● Data provided:
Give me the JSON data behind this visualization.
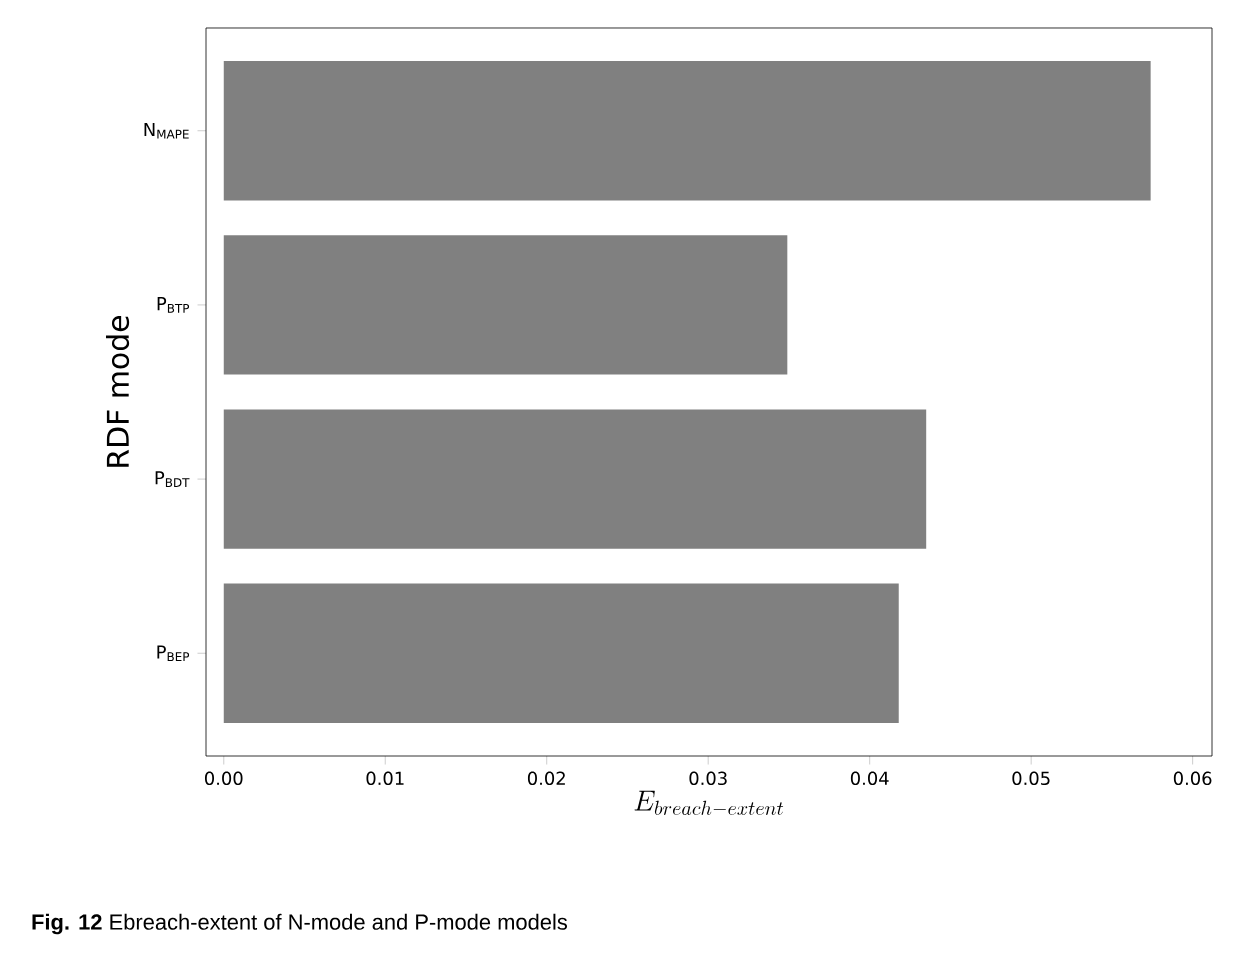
{
  "chart_data": {
    "type": "bar",
    "orientation": "horizontal",
    "categories": [
      "N$_{MAPE}$",
      "P$_{BTP}$",
      "P$_{BDT}$",
      "P$_{BEP}$"
    ],
    "values": [
      0.0574,
      0.0349,
      0.0435,
      0.0418
    ],
    "color": "#808080",
    "xlabel": "E_{breach-extent}",
    "ylabel": "RDF mode",
    "xlim": [
      -0.0011,
      0.0612
    ],
    "xticks": [
      {
        "value": 0,
        "label": "0.00"
      },
      {
        "value": 0.01,
        "label": "0.01"
      },
      {
        "value": 0.02,
        "label": "0.02"
      },
      {
        "value": 0.03,
        "label": "0.03"
      },
      {
        "value": 0.04,
        "label": "0.04"
      },
      {
        "value": 0.05,
        "label": "0.05"
      },
      {
        "value": 0.06,
        "label": "0.06"
      }
    ],
    "annotations": [
      "**Fig. 12** Ebreach-extent of N-mode and P-mode models"
    ]
  }
}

● Your task:
Make an exact copy of the data, leaving its pictures out.

● Exercise answer:
Give me the JSON data behind this visualization.
{
  "chart_data": {
    "type": "bar",
    "orientation": "horizontal",
    "categories": [
      "N$_{MAPE}$",
      "P$_{BTP}$",
      "P$_{BDT}$",
      "P$_{BEP}$"
    ],
    "values": [
      0.0574,
      0.0349,
      0.0435,
      0.0418
    ],
    "color": "#808080",
    "xlabel": "E_{breach-extent}",
    "ylabel": "RDF mode",
    "xlim": [
      -0.0011,
      0.0612
    ],
    "xticks": [
      {
        "value": 0,
        "label": "0.00"
      },
      {
        "value": 0.01,
        "label": "0.01"
      },
      {
        "value": 0.02,
        "label": "0.02"
      },
      {
        "value": 0.03,
        "label": "0.03"
      },
      {
        "value": 0.04,
        "label": "0.04"
      },
      {
        "value": 0.05,
        "label": "0.05"
      },
      {
        "value": 0.06,
        "label": "0.06"
      }
    ],
    "annotations": [
      "**Fig. 12** Ebreach-extent of N-mode and P-mode models"
    ]
  }
}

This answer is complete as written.